=== WORK REQUIRED ===
Write out the data below in full. Keep it exact.

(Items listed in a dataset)
** START **

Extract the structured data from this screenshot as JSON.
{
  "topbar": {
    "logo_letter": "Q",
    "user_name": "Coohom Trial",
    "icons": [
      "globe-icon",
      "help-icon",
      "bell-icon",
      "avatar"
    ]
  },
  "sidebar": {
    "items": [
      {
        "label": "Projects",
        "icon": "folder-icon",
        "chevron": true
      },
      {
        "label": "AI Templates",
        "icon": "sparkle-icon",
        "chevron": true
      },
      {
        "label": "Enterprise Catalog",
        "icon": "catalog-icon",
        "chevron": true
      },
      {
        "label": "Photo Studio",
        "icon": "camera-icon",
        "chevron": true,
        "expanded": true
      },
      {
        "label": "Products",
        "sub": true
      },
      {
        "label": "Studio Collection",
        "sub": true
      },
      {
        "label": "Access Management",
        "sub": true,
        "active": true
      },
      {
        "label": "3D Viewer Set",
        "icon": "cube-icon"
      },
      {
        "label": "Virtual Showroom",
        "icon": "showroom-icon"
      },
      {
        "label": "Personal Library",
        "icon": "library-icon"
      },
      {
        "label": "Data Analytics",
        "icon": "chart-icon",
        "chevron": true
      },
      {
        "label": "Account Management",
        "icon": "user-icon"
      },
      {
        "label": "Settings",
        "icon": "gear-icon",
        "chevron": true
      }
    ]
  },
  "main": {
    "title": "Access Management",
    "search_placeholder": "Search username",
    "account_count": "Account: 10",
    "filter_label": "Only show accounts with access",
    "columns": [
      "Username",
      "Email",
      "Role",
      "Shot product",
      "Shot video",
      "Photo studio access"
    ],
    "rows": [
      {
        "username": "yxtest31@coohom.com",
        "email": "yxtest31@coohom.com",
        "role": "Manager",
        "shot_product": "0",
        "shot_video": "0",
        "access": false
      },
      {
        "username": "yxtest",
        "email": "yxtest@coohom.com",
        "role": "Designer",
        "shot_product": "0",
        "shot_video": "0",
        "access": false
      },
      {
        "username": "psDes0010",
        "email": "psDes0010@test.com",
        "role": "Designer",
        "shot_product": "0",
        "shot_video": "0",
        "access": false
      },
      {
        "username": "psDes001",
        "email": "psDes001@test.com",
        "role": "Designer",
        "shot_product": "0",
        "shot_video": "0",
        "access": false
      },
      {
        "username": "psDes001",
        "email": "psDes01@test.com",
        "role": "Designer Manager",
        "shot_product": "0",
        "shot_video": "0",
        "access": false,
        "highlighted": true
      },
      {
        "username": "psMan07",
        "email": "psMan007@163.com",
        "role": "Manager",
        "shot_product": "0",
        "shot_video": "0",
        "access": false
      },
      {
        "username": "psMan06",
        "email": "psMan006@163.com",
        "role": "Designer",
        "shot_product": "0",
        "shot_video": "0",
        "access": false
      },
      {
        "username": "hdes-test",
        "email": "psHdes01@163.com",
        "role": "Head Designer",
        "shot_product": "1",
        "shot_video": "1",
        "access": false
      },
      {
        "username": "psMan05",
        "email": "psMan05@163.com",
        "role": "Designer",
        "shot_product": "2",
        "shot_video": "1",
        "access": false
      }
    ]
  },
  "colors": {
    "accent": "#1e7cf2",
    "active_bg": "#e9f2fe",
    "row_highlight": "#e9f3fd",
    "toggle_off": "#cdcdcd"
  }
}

** END **

=== EXPECTED ANSWER ===
Extract the structured data from this screenshot as JSON.
{
  "topbar": {
    "logo_letter": "Q",
    "user_name": "Coohom Trial",
    "icons": [
      "globe-icon",
      "help-icon",
      "bell-icon",
      "avatar"
    ]
  },
  "sidebar": {
    "items": [
      {
        "label": "Projects",
        "icon": "folder-icon",
        "chevron": true
      },
      {
        "label": "AI Templates",
        "icon": "sparkle-icon",
        "chevron": true
      },
      {
        "label": "Enterprise Catalog",
        "icon": "catalog-icon",
        "chevron": true
      },
      {
        "label": "Photo Studio",
        "icon": "camera-icon",
        "chevron": true,
        "expanded": true
      },
      {
        "label": "Products",
        "sub": true
      },
      {
        "label": "Studio Collection",
        "sub": true
      },
      {
        "label": "Access Management",
        "sub": true,
        "active": true
      },
      {
        "label": "3D Viewer Set",
        "icon": "cube-icon"
      },
      {
        "label": "Virtual Showroom",
        "icon": "showroom-icon"
      },
      {
        "label": "Personal Library",
        "icon": "library-icon"
      },
      {
        "label": "Data Analytics",
        "icon": "chart-icon",
        "chevron": true
      },
      {
        "label": "Account Management",
        "icon": "user-icon"
      },
      {
        "label": "Settings",
        "icon": "gear-icon",
        "chevron": true
      }
    ]
  },
  "main": {
    "title": "Access Management",
    "search_placeholder": "Search username",
    "account_count": "Account: 10",
    "filter_label": "Only show accounts with access",
    "columns": [
      "Username",
      "Email",
      "Role",
      "Shot product",
      "Shot video",
      "Photo studio access"
    ],
    "rows": [
      {
        "username": "yxtest31@coohom.com",
        "email": "yxtest31@coohom.com",
        "role": "Manager",
        "shot_product": "0",
        "shot_video": "0",
        "access": false
      },
      {
        "username": "yxtest",
        "email": "yxtest@coohom.com",
        "role": "Designer",
        "shot_product": "0",
        "shot_video": "0",
        "access": false
      },
      {
        "username": "psDes0010",
        "email": "psDes0010@test.com",
        "role": "Designer",
        "shot_product": "0",
        "shot_video": "0",
        "access": false
      },
      {
        "username": "psDes001",
        "email": "psDes001@test.com",
        "role": "Designer",
        "shot_product": "0",
        "shot_video": "0",
        "access": false
      },
      {
        "username": "psDes001",
        "email": "psDes01@test.com",
        "role": "Designer Manager",
        "shot_product": "0",
        "shot_video": "0",
        "access": false,
        "highlighted": true
      },
      {
        "username": "psMan07",
        "email": "psMan007@163.com",
        "role": "Manager",
        "shot_product": "0",
        "shot_video": "0",
        "access": false
      },
      {
        "username": "psMan06",
        "email": "psMan006@163.com",
        "role": "Designer",
        "shot_product": "0",
        "shot_video": "0",
        "access": false
      },
      {
        "username": "hdes-test",
        "email": "psHdes01@163.com",
        "role": "Head Designer",
        "shot_product": "1",
        "shot_video": "1",
        "access": false
      },
      {
        "username": "psMan05",
        "email": "psMan05@163.com",
        "role": "Designer",
        "shot_product": "2",
        "shot_video": "1",
        "access": false
      }
    ]
  },
  "colors": {
    "accent": "#1e7cf2",
    "active_bg": "#e9f2fe",
    "row_highlight": "#e9f3fd",
    "toggle_off": "#cdcdcd"
  }
}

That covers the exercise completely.